PROMPT: Set the listing down unchanged, minus every embedded image.

EXTRACTED DATA:

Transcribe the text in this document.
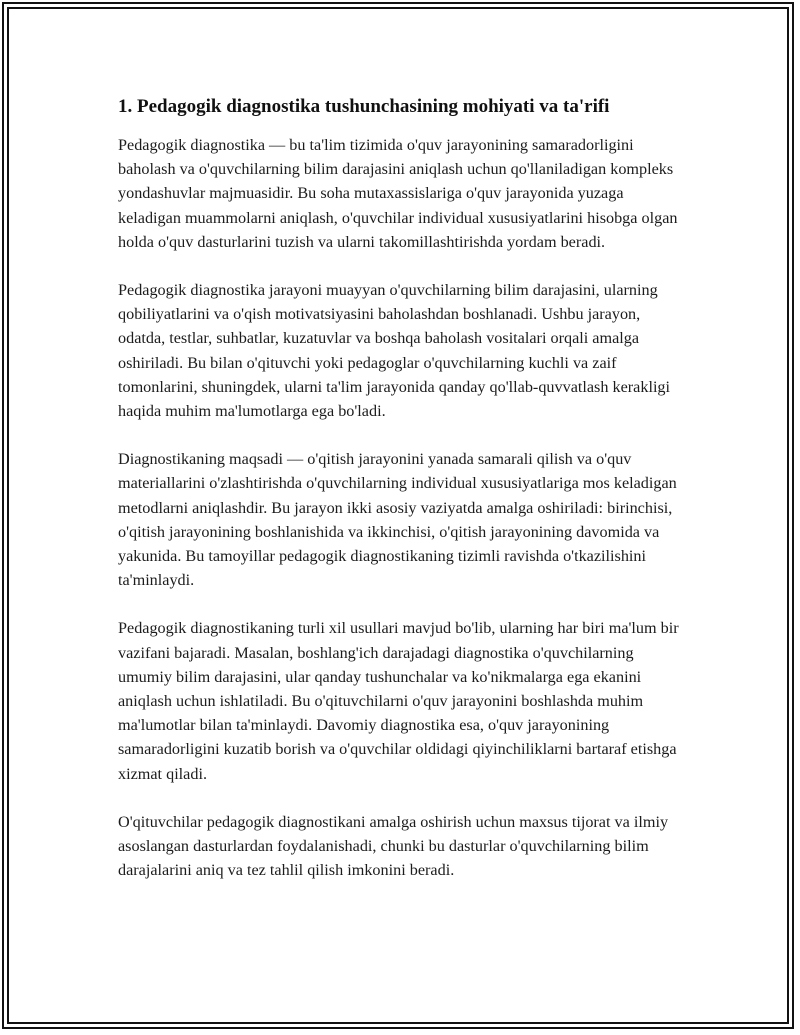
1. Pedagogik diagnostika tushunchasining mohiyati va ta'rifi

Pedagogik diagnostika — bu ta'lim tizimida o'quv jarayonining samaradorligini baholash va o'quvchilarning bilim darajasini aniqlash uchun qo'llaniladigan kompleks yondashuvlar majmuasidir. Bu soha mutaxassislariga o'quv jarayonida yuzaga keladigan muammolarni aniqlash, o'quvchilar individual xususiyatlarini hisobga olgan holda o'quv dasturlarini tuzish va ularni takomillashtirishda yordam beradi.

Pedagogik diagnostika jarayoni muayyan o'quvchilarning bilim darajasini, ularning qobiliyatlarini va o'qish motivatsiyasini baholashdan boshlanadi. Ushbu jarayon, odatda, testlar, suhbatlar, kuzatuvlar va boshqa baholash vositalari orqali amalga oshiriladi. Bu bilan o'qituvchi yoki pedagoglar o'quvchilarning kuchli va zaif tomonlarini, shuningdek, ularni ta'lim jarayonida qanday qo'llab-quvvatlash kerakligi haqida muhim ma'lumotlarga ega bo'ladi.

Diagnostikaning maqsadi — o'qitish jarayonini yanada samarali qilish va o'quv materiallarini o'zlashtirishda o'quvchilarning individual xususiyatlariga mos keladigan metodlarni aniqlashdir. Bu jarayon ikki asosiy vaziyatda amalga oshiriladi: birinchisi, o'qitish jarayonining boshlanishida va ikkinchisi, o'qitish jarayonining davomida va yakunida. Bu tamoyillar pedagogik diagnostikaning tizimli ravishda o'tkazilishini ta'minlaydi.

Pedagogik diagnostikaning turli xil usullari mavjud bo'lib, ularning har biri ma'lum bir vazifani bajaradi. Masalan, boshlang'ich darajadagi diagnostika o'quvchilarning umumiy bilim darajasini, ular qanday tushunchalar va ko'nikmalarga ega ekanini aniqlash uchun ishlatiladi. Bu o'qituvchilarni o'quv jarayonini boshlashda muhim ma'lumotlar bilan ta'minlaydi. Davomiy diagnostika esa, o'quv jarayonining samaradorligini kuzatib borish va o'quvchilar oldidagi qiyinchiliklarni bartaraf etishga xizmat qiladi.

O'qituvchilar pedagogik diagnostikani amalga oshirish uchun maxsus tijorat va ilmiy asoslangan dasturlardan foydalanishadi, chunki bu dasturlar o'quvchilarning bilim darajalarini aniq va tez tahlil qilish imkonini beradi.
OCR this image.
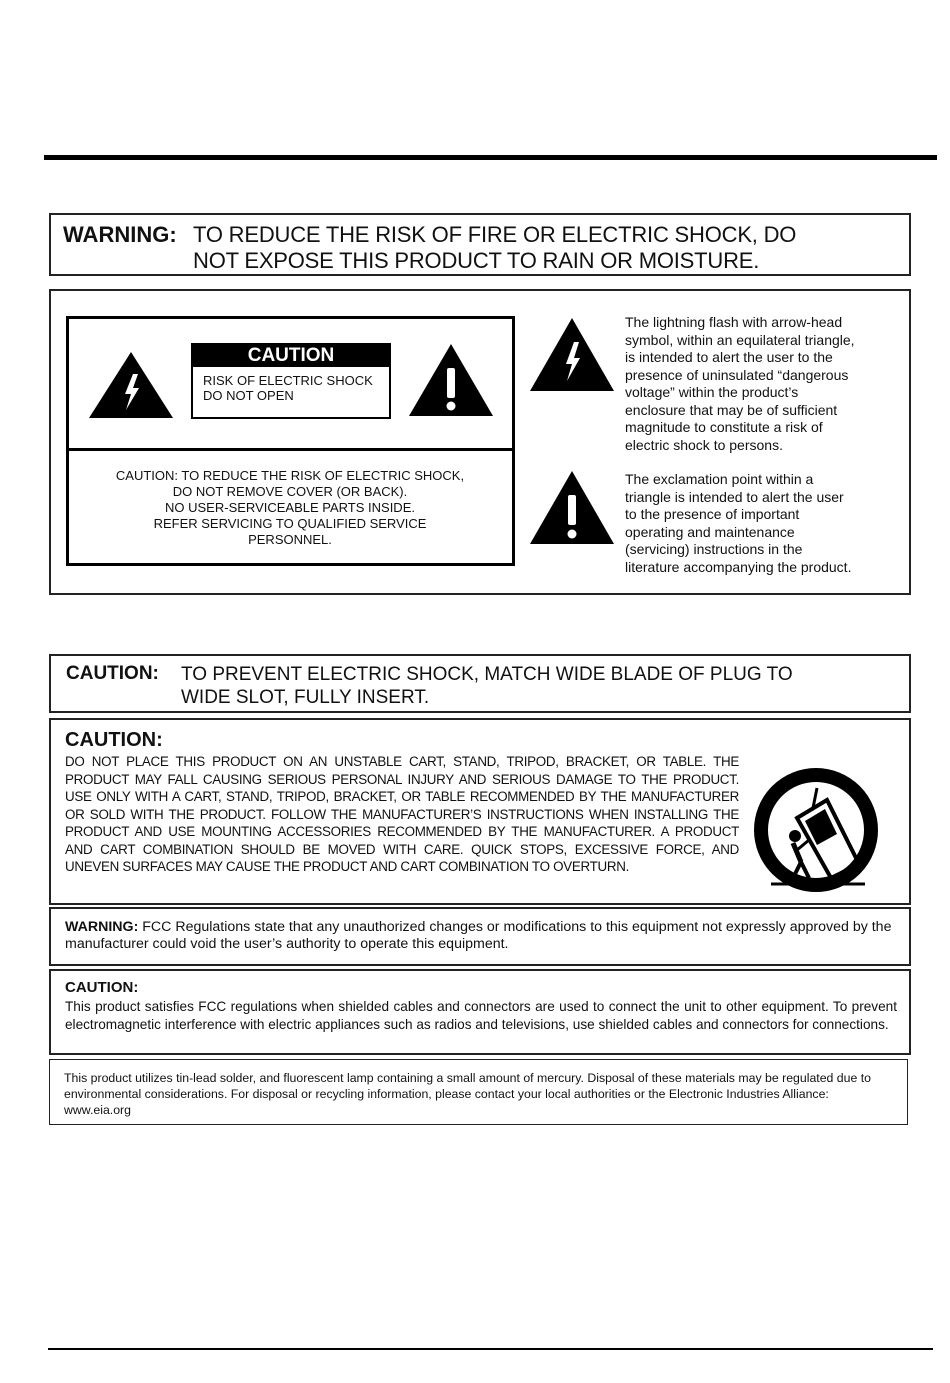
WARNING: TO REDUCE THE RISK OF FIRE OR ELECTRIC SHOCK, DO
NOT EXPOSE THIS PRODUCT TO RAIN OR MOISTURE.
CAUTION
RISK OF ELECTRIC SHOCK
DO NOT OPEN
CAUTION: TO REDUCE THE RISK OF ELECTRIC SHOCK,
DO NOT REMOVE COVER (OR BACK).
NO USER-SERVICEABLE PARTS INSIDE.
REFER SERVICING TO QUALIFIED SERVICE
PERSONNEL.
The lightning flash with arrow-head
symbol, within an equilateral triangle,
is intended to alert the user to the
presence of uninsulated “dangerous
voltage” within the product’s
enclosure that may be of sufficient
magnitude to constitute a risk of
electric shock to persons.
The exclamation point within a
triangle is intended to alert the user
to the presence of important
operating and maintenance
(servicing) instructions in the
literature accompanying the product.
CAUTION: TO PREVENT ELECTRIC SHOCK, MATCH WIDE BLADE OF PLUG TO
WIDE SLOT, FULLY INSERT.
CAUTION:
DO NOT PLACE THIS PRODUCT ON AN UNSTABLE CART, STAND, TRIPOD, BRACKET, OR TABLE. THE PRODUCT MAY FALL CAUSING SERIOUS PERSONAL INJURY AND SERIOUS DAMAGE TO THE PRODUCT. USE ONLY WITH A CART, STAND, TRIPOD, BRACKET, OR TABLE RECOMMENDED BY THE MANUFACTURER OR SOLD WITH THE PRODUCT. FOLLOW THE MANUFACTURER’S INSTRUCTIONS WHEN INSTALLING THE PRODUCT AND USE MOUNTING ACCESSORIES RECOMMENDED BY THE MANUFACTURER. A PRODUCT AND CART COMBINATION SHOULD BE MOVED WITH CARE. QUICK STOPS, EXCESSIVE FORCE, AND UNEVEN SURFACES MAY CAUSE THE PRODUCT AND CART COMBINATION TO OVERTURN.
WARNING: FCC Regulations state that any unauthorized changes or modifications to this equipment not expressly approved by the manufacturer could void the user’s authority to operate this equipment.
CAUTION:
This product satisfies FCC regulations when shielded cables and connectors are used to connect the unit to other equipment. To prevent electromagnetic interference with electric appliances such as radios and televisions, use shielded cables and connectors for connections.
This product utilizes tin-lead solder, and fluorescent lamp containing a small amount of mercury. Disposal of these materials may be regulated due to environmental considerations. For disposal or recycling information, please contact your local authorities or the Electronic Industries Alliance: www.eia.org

WRITTEN RESPONSE:
Transcribe the text in this document.
1. Pedagogik diagnostika tushunchasining mohiyati va ta'rifi

Pedagogik diagnostika — bu ta'lim tizimida o'quv jarayonining samaradorligini baholash va o'quvchilarning bilim darajasini aniqlash uchun qo'llaniladigan kompleks yondashuvlar majmuasidir. Bu soha mutaxassislariga o'quv jarayonida yuzaga keladigan muammolarni aniqlash, o'quvchilar individual xususiyatlarini hisobga olgan holda o'quv dasturlarini tuzish va ularni takomillashtirishda yordam beradi.

Pedagogik diagnostika jarayoni muayyan o'quvchilarning bilim darajasini, ularning qobiliyatlarini va o'qish motivatsiyasini baholashdan boshlanadi. Ushbu jarayon, odatda, testlar, suhbatlar, kuzatuvlar va boshqa baholash vositalari orqali amalga oshiriladi. Bu bilan o'qituvchi yoki pedagoglar o'quvchilarning kuchli va zaif tomonlarini, shuningdek, ularni ta'lim jarayonida qanday qo'llab-quvvatlash kerakligi haqida muhim ma'lumotlarga ega bo'ladi.

Diagnostikaning maqsadi — o'qitish jarayonini yanada samarali qilish va o'quv materiallarini o'zlashtirishda o'quvchilarning individual xususiyatlariga mos keladigan metodlarni aniqlashdir. Bu jarayon ikki asosiy vaziyatda amalga oshiriladi: birinchisi, o'qitish jarayonining boshlanishida va ikkinchisi, o'qitish jarayonining davomida va yakunida. Bu tamoyillar pedagogik diagnostikaning tizimli ravishda o'tkazilishini ta'minlaydi.

Pedagogik diagnostikaning turli xil usullari mavjud bo'lib, ularning har biri ma'lum bir vazifani bajaradi. Masalan, boshlang'ich darajadagi diagnostika o'quvchilarning umumiy bilim darajasini, ular qanday tushunchalar va ko'nikmalarga ega ekanini aniqlash uchun ishlatiladi. Bu o'qituvchilarni o'quv jarayonini boshlashda muhim ma'lumotlar bilan ta'minlaydi. Davomiy diagnostika esa, o'quv jarayonining samaradorligini kuzatib borish va o'quvchilar oldidagi qiyinchiliklarni bartaraf etishga xizmat qiladi.

O'qituvchilar pedagogik diagnostikani amalga oshirish uchun maxsus tijorat va ilmiy asoslangan dasturlardan foydalanishadi, chunki bu dasturlar o'quvchilarning bilim darajalarini aniq va tez tahlil qilish imkonini beradi.
OCR this image.
WARNING: TO REDUCE THE RISK OF FIRE OR ELECTRIC SHOCK, DO
NOT EXPOSE THIS PRODUCT TO RAIN OR MOISTURE.
CAUTION
RISK OF ELECTRIC SHOCK
DO NOT OPEN
CAUTION: TO REDUCE THE RISK OF ELECTRIC SHOCK,
DO NOT REMOVE COVER (OR BACK).
NO USER-SERVICEABLE PARTS INSIDE.
REFER SERVICING TO QUALIFIED SERVICE
PERSONNEL.
The lightning flash with arrow-head
symbol, within an equilateral triangle,
is intended to alert the user to the
presence of uninsulated “dangerous
voltage” within the product’s
enclosure that may be of sufficient
magnitude to constitute a risk of
electric shock to persons.
The exclamation point within a
triangle is intended to alert the user
to the presence of important
operating and maintenance
(servicing) instructions in the
literature accompanying the product.
CAUTION: TO PREVENT ELECTRIC SHOCK, MATCH WIDE BLADE OF PLUG TO
WIDE SLOT, FULLY INSERT.
CAUTION:
DO NOT PLACE THIS PRODUCT ON AN UNSTABLE CART, STAND, TRIPOD, BRACKET, OR TABLE. THE PRODUCT MAY FALL CAUSING SERIOUS PERSONAL INJURY AND SERIOUS DAMAGE TO THE PRODUCT. USE ONLY WITH A CART, STAND, TRIPOD, BRACKET, OR TABLE RECOMMENDED BY THE MANUFACTURER OR SOLD WITH THE PRODUCT. FOLLOW THE MANUFACTURER’S INSTRUCTIONS WHEN INSTALLING THE PRODUCT AND USE MOUNTING ACCESSORIES RECOMMENDED BY THE MANUFACTURER. A PRODUCT AND CART COMBINATION SHOULD BE MOVED WITH CARE. QUICK STOPS, EXCESSIVE FORCE, AND UNEVEN SURFACES MAY CAUSE THE PRODUCT AND CART COMBINATION TO OVERTURN.
WARNING: FCC Regulations state that any unauthorized changes or modifications to this equipment not expressly approved by the manufacturer could void the user’s authority to operate this equipment.
CAUTION:
This product satisfies FCC regulations when shielded cables and connectors are used to connect the unit to other equipment. To prevent electromagnetic interference with electric appliances such as radios and televisions, use shielded cables and connectors for connections.
This product utilizes tin-lead solder, and fluorescent lamp containing a small amount of mercury. Disposal of these materials may be regulated due to environmental considerations. For disposal or recycling information, please contact your local authorities or the Electronic Industries Alliance: www.eia.org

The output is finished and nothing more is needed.